┌──

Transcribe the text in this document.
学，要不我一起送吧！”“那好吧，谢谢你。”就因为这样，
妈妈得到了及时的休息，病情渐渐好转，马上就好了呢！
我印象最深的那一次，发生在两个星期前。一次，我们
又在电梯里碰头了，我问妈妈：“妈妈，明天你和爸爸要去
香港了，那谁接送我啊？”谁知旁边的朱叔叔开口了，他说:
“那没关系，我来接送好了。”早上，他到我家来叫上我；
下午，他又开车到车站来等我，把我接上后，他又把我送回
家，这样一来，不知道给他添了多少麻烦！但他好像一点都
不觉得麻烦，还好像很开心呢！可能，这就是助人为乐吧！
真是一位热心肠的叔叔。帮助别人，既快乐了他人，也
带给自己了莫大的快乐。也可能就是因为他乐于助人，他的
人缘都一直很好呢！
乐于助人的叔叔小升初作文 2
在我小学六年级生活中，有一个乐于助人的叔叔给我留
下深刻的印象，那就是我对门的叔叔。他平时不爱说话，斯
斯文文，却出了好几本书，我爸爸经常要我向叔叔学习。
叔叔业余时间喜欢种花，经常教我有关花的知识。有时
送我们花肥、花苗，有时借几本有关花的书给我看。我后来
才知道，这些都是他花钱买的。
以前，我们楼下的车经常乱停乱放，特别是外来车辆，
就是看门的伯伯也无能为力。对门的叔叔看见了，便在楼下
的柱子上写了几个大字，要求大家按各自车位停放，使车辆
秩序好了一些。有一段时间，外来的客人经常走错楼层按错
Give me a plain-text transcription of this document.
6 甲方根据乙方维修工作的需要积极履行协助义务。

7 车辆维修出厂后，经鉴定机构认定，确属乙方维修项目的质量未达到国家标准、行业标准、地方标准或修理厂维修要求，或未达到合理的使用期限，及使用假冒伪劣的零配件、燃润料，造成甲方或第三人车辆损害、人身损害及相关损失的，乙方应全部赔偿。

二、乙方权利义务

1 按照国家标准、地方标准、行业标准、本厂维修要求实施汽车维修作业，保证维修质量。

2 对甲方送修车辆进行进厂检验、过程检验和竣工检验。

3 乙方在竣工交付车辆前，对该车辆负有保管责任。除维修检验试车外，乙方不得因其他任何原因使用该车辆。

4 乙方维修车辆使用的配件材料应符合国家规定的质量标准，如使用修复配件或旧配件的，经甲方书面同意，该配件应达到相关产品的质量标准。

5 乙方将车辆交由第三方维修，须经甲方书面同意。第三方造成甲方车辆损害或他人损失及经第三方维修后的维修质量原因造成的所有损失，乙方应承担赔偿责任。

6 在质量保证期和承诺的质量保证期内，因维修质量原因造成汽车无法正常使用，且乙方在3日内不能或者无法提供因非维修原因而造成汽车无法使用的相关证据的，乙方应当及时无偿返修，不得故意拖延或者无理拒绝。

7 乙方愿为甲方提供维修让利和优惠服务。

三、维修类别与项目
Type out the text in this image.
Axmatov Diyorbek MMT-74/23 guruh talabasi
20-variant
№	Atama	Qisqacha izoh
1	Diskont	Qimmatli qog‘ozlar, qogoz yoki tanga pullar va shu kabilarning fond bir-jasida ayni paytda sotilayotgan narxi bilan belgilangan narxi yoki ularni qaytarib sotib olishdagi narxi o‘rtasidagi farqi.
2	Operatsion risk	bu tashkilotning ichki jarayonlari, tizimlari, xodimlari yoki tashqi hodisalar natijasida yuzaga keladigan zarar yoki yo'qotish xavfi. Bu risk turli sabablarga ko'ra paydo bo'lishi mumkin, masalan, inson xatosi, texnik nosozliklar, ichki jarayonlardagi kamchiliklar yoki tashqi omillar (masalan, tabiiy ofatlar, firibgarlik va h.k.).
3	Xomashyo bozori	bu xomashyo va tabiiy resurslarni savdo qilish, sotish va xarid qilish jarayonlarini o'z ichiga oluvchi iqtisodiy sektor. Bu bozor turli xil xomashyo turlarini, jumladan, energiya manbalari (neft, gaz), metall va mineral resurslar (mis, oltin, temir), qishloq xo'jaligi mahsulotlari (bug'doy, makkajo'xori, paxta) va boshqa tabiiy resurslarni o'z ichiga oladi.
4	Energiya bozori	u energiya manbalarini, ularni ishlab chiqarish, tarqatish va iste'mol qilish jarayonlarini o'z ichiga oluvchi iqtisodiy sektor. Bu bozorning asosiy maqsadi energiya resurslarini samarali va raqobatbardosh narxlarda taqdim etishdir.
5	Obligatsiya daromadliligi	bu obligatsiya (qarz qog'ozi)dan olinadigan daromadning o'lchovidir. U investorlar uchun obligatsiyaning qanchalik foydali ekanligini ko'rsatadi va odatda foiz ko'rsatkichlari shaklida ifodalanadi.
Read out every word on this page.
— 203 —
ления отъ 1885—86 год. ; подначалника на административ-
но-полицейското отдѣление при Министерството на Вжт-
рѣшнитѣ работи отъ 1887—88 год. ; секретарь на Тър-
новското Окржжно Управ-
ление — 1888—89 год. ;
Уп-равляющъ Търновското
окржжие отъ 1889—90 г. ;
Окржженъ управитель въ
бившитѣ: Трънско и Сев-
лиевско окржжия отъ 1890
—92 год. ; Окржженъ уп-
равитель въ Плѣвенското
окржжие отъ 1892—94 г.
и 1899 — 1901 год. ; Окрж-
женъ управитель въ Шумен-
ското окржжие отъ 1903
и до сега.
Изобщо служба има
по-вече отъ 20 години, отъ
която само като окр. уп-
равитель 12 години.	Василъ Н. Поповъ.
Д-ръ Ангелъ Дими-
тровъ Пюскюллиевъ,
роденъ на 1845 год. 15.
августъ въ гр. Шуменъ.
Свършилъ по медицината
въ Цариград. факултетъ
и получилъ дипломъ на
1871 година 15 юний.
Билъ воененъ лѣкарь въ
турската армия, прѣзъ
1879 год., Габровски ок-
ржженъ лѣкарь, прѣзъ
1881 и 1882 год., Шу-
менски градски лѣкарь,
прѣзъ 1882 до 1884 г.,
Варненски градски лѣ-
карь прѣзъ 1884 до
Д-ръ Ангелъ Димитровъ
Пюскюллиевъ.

└──

Problem to solve – Go back to the listing above and please repeat it exactly.

The completed task –
Transcribe the text in this document.
学，要不我一起送吧！”“那好吧，谢谢你。”就因为这样，
妈妈得到了及时的休息，病情渐渐好转，马上就好了呢！
我印象最深的那一次，发生在两个星期前。一次，我们
又在电梯里碰头了，我问妈妈：“妈妈，明天你和爸爸要去
香港了，那谁接送我啊？”谁知旁边的朱叔叔开口了，他说:
“那没关系，我来接送好了。”早上，他到我家来叫上我；
下午，他又开车到车站来等我，把我接上后，他又把我送回
家，这样一来，不知道给他添了多少麻烦！但他好像一点都
不觉得麻烦，还好像很开心呢！可能，这就是助人为乐吧！
真是一位热心肠的叔叔。帮助别人，既快乐了他人，也
带给自己了莫大的快乐。也可能就是因为他乐于助人，他的
人缘都一直很好呢！
乐于助人的叔叔小升初作文 2
在我小学六年级生活中，有一个乐于助人的叔叔给我留
下深刻的印象，那就是我对门的叔叔。他平时不爱说话，斯
斯文文，却出了好几本书，我爸爸经常要我向叔叔学习。
叔叔业余时间喜欢种花，经常教我有关花的知识。有时
送我们花肥、花苗，有时借几本有关花的书给我看。我后来
才知道，这些都是他花钱买的。
以前，我们楼下的车经常乱停乱放，特别是外来车辆，
就是看门的伯伯也无能为力。对门的叔叔看见了，便在楼下
的柱子上写了几个大字，要求大家按各自车位停放，使车辆
秩序好了一些。有一段时间，外来的客人经常走错楼层按错
Give me a plain-text transcription of this document.
6 甲方根据乙方维修工作的需要积极履行协助义务。

7 车辆维修出厂后，经鉴定机构认定，确属乙方维修项目的质量未达到国家标准、行业标准、地方标准或修理厂维修要求，或未达到合理的使用期限，及使用假冒伪劣的零配件、燃润料，造成甲方或第三人车辆损害、人身损害及相关损失的，乙方应全部赔偿。

二、乙方权利义务

1 按照国家标准、地方标准、行业标准、本厂维修要求实施汽车维修作业，保证维修质量。

2 对甲方送修车辆进行进厂检验、过程检验和竣工检验。

3 乙方在竣工交付车辆前，对该车辆负有保管责任。除维修检验试车外，乙方不得因其他任何原因使用该车辆。

4 乙方维修车辆使用的配件材料应符合国家规定的质量标准，如使用修复配件或旧配件的，经甲方书面同意，该配件应达到相关产品的质量标准。

5 乙方将车辆交由第三方维修，须经甲方书面同意。第三方造成甲方车辆损害或他人损失及经第三方维修后的维修质量原因造成的所有损失，乙方应承担赔偿责任。

6 在质量保证期和承诺的质量保证期内，因维修质量原因造成汽车无法正常使用，且乙方在3日内不能或者无法提供因非维修原因而造成汽车无法使用的相关证据的，乙方应当及时无偿返修，不得故意拖延或者无理拒绝。

7 乙方愿为甲方提供维修让利和优惠服务。

三、维修类别与项目
Type out the text in this image.
Axmatov Diyorbek MMT-74/23 guruh talabasi
20-variant
№	Atama	Qisqacha izoh
1	Diskont	Qimmatli qog‘ozlar, qogoz yoki tanga pullar va shu kabilarning fond bir-jasida ayni paytda sotilayotgan narxi bilan belgilangan narxi yoki ularni qaytarib sotib olishdagi narxi o‘rtasidagi farqi.
2	Operatsion risk	bu tashkilotning ichki jarayonlari, tizimlari, xodimlari yoki tashqi hodisalar natijasida yuzaga keladigan zarar yoki yo'qotish xavfi. Bu risk turli sabablarga ko'ra paydo bo'lishi mumkin, masalan, inson xatosi, texnik nosozliklar, ichki jarayonlardagi kamchiliklar yoki tashqi omillar (masalan, tabiiy ofatlar, firibgarlik va h.k.).
3	Xomashyo bozori	bu xomashyo va tabiiy resurslarni savdo qilish, sotish va xarid qilish jarayonlarini o'z ichiga oluvchi iqtisodiy sektor. Bu bozor turli xil xomashyo turlarini, jumladan, energiya manbalari (neft, gaz), metall va mineral resurslar (mis, oltin, temir), qishloq xo'jaligi mahsulotlari (bug'doy, makkajo'xori, paxta) va boshqa tabiiy resurslarni o'z ichiga oladi.
4	Energiya bozori	u energiya manbalarini, ularni ishlab chiqarish, tarqatish va iste'mol qilish jarayonlarini o'z ichiga oluvchi iqtisodiy sektor. Bu bozorning asosiy maqsadi energiya resurslarini samarali va raqobatbardosh narxlarda taqdim etishdir.
5	Obligatsiya daromadliligi	bu obligatsiya (qarz qog'ozi)dan olinadigan daromadning o'lchovidir. U investorlar uchun obligatsiyaning qanchalik foydali ekanligini ko'rsatadi va odatda foiz ko'rsatkichlari shaklida ifodalanadi.
Read out every word on this page.
— 203 —
ления отъ 1885—86 год. ; подначалника на административ-
но-полицейското отдѣление при Министерството на Вжт-
рѣшнитѣ работи отъ 1887—88 год. ; секретарь на Тър-
новското Окржжно Управ-
ление — 1888—89 год. ;
Уп-равляющъ Търновското
окржжие отъ 1889—90 г. ;
Окржженъ управитель въ
бившитѣ: Трънско и Сев-
лиевско окржжия отъ 1890
—92 год. ; Окржженъ уп-
равитель въ Плѣвенското
окржжие отъ 1892—94 г.
и 1899 — 1901 год. ; Окрж-
женъ управитель въ Шумен-
ското окржжие отъ 1903
и до сега.
Изобщо служба има
по-вече отъ 20 години, отъ
която само като окр. уп-
равитель 12 години.	Василъ Н. Поповъ.
Д-ръ Ангелъ Дими-
тровъ Пюскюллиевъ,
роденъ на 1845 год. 15.
августъ въ гр. Шуменъ.
Свършилъ по медицината
въ Цариград. факултетъ
и получилъ дипломъ на
1871 година 15 юний.
Билъ воененъ лѣкарь въ
турската армия, прѣзъ
1879 год., Габровски ок-
ржженъ лѣкарь, прѣзъ
1881 и 1882 год., Шу-
менски градски лѣкарь,
прѣзъ 1882 до 1884 г.,
Варненски градски лѣ-
карь прѣзъ 1884 до
Д-ръ Ангелъ Димитровъ
Пюскюллиевъ.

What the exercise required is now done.